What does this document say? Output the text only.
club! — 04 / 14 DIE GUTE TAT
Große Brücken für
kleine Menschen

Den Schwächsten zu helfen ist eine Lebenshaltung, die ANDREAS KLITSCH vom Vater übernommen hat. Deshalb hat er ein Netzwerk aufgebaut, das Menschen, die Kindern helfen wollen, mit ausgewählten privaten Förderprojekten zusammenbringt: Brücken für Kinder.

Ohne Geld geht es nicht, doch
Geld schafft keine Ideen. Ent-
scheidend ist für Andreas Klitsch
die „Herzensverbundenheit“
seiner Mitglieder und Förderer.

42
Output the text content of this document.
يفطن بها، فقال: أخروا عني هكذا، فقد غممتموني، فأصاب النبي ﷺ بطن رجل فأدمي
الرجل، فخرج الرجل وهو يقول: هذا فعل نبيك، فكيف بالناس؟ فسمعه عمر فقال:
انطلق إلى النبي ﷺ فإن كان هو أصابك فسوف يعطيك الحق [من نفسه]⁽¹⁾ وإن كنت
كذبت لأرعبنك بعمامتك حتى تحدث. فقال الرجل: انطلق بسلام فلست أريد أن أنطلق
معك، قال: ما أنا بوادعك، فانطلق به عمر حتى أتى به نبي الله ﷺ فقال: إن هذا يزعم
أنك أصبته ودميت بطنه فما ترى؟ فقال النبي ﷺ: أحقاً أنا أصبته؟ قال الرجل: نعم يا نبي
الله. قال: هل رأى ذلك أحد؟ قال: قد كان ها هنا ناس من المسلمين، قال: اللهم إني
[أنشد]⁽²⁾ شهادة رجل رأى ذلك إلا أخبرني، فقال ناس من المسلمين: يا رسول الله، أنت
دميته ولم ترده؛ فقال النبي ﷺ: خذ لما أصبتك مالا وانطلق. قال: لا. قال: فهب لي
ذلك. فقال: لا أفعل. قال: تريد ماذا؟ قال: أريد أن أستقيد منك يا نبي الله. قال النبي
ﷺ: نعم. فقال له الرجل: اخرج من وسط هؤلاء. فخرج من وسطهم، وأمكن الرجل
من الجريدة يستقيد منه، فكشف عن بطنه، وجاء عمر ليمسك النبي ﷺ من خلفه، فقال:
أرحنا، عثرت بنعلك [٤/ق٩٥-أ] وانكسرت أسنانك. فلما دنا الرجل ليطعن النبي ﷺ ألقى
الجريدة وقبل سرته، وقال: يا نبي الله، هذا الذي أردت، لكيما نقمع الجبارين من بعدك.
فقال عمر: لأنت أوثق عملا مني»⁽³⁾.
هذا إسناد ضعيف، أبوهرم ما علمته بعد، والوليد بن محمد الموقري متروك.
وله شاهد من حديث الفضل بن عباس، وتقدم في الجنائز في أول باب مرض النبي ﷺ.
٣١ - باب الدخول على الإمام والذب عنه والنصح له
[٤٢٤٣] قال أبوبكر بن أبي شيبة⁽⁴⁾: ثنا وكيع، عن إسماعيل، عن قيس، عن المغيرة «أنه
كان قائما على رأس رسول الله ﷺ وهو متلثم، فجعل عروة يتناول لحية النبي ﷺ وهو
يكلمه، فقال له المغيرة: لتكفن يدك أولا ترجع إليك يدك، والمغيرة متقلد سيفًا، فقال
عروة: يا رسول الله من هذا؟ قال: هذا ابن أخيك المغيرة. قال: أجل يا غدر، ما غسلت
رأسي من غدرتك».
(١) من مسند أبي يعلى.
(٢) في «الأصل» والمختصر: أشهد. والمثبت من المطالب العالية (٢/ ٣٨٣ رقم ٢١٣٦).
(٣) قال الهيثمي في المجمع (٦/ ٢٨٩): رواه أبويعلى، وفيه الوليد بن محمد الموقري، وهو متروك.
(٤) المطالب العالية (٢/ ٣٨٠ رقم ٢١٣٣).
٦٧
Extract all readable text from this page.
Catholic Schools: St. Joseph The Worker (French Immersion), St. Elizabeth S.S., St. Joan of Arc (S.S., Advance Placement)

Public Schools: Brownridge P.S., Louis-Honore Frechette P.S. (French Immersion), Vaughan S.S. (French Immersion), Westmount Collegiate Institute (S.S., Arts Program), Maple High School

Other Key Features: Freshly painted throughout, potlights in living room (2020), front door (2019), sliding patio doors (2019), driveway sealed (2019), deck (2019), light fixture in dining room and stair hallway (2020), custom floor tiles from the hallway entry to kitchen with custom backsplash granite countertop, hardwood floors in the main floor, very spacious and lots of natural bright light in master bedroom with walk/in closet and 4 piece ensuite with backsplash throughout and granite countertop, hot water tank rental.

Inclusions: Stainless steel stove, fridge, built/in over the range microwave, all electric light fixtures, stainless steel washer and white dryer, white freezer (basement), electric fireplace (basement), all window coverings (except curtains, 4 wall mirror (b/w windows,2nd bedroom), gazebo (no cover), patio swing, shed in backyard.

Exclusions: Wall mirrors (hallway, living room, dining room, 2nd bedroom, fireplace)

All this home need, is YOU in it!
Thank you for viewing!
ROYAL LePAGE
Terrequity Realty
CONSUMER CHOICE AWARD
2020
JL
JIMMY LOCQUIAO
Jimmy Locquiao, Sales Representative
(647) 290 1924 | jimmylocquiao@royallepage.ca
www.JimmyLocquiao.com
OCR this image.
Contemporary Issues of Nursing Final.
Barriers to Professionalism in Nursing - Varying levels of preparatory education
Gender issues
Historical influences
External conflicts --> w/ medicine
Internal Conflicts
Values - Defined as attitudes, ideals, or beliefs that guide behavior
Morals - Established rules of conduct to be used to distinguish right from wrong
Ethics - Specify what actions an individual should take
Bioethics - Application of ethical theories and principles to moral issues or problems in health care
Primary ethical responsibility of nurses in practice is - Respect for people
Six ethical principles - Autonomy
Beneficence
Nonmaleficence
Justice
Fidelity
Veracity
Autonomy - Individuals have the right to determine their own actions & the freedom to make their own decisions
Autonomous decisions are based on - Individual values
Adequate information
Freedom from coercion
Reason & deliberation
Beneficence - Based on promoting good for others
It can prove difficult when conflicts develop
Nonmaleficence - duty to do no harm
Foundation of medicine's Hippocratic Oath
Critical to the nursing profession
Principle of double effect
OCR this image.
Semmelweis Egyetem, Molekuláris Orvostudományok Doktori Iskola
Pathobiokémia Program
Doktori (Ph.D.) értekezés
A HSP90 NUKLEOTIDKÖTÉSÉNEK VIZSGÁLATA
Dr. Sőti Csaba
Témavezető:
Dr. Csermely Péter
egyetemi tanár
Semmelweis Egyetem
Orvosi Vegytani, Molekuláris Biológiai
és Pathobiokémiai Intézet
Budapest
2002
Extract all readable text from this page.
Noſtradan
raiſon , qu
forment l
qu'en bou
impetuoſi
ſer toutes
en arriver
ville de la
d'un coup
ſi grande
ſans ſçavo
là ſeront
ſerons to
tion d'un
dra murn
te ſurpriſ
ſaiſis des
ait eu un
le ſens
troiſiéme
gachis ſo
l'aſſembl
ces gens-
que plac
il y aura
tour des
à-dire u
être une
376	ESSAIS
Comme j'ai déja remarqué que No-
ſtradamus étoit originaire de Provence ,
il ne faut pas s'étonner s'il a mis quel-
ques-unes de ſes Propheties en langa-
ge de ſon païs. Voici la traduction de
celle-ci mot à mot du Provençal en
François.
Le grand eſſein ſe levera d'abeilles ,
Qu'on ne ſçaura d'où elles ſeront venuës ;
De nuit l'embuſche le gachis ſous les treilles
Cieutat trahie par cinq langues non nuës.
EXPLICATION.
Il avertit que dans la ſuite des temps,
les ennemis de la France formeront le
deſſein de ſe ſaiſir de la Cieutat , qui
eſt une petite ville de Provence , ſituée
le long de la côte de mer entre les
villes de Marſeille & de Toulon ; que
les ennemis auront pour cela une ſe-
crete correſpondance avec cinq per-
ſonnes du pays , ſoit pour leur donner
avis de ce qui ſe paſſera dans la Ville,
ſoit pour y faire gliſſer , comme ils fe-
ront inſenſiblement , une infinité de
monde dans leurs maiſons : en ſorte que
______________________________
▶ YOUR INSTRUCTIONS:
Each line above that includes "ennemis" counts once; state the total and nothing more.

▶ WORKED SOLUTION:
2